▶ [Problem] Any pictures in the records below should be skipped; write out everything else exactly.

▶ [Data tied to figure images]
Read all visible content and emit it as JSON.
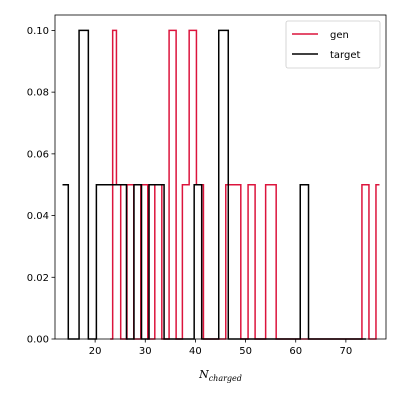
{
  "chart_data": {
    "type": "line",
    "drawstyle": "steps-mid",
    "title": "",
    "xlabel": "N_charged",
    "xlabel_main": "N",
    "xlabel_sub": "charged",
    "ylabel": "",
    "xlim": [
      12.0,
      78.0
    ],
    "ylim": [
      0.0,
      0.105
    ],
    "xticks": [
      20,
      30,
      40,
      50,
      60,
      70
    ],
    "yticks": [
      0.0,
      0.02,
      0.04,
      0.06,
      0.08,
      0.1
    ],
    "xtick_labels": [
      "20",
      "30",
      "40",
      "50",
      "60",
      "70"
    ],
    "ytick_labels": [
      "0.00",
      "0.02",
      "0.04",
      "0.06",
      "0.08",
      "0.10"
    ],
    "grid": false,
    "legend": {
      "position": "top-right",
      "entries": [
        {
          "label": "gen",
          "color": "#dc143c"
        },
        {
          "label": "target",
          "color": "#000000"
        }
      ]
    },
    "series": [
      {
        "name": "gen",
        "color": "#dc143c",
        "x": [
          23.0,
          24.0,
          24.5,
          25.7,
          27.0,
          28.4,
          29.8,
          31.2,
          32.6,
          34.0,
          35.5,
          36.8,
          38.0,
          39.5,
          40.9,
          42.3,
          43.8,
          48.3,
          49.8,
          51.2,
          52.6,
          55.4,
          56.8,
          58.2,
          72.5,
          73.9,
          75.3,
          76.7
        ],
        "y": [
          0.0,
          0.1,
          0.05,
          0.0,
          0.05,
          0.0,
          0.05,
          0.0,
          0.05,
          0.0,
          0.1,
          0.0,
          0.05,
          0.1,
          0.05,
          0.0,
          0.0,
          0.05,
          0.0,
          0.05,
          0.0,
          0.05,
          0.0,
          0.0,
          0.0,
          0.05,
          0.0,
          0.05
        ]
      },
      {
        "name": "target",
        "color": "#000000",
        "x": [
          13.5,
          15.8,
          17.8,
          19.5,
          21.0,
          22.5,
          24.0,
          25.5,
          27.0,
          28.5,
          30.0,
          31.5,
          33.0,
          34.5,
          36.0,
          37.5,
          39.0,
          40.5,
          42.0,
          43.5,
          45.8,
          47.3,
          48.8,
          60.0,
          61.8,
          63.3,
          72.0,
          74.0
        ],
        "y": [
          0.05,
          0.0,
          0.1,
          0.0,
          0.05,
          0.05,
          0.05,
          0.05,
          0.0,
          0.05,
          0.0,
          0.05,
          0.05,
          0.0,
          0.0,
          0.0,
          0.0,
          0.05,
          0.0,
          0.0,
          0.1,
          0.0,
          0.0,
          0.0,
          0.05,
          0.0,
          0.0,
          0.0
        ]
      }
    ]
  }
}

▶ [Exercise result]
Read all visible content and emit it as JSON.
{
  "chart_data": {
    "type": "line",
    "drawstyle": "steps-mid",
    "title": "",
    "xlabel": "N_charged",
    "xlabel_main": "N",
    "xlabel_sub": "charged",
    "ylabel": "",
    "xlim": [
      12.0,
      78.0
    ],
    "ylim": [
      0.0,
      0.105
    ],
    "xticks": [
      20,
      30,
      40,
      50,
      60,
      70
    ],
    "yticks": [
      0.0,
      0.02,
      0.04,
      0.06,
      0.08,
      0.1
    ],
    "xtick_labels": [
      "20",
      "30",
      "40",
      "50",
      "60",
      "70"
    ],
    "ytick_labels": [
      "0.00",
      "0.02",
      "0.04",
      "0.06",
      "0.08",
      "0.10"
    ],
    "grid": false,
    "legend": {
      "position": "top-right",
      "entries": [
        {
          "label": "gen",
          "color": "#dc143c"
        },
        {
          "label": "target",
          "color": "#000000"
        }
      ]
    },
    "series": [
      {
        "name": "gen",
        "color": "#dc143c",
        "x": [
          23.0,
          24.0,
          24.5,
          25.7,
          27.0,
          28.4,
          29.8,
          31.2,
          32.6,
          34.0,
          35.5,
          36.8,
          38.0,
          39.5,
          40.9,
          42.3,
          43.8,
          48.3,
          49.8,
          51.2,
          52.6,
          55.4,
          56.8,
          58.2,
          72.5,
          73.9,
          75.3,
          76.7
        ],
        "y": [
          0.0,
          0.1,
          0.05,
          0.0,
          0.05,
          0.0,
          0.05,
          0.0,
          0.05,
          0.0,
          0.1,
          0.0,
          0.05,
          0.1,
          0.05,
          0.0,
          0.0,
          0.05,
          0.0,
          0.05,
          0.0,
          0.05,
          0.0,
          0.0,
          0.0,
          0.05,
          0.0,
          0.05
        ]
      },
      {
        "name": "target",
        "color": "#000000",
        "x": [
          13.5,
          15.8,
          17.8,
          19.5,
          21.0,
          22.5,
          24.0,
          25.5,
          27.0,
          28.5,
          30.0,
          31.5,
          33.0,
          34.5,
          36.0,
          37.5,
          39.0,
          40.5,
          42.0,
          43.5,
          45.8,
          47.3,
          48.8,
          60.0,
          61.8,
          63.3,
          72.0,
          74.0
        ],
        "y": [
          0.05,
          0.0,
          0.1,
          0.0,
          0.05,
          0.05,
          0.05,
          0.05,
          0.0,
          0.05,
          0.0,
          0.05,
          0.05,
          0.0,
          0.0,
          0.0,
          0.0,
          0.05,
          0.0,
          0.0,
          0.1,
          0.0,
          0.0,
          0.0,
          0.05,
          0.0,
          0.0,
          0.0
        ]
      }
    ]
  }
}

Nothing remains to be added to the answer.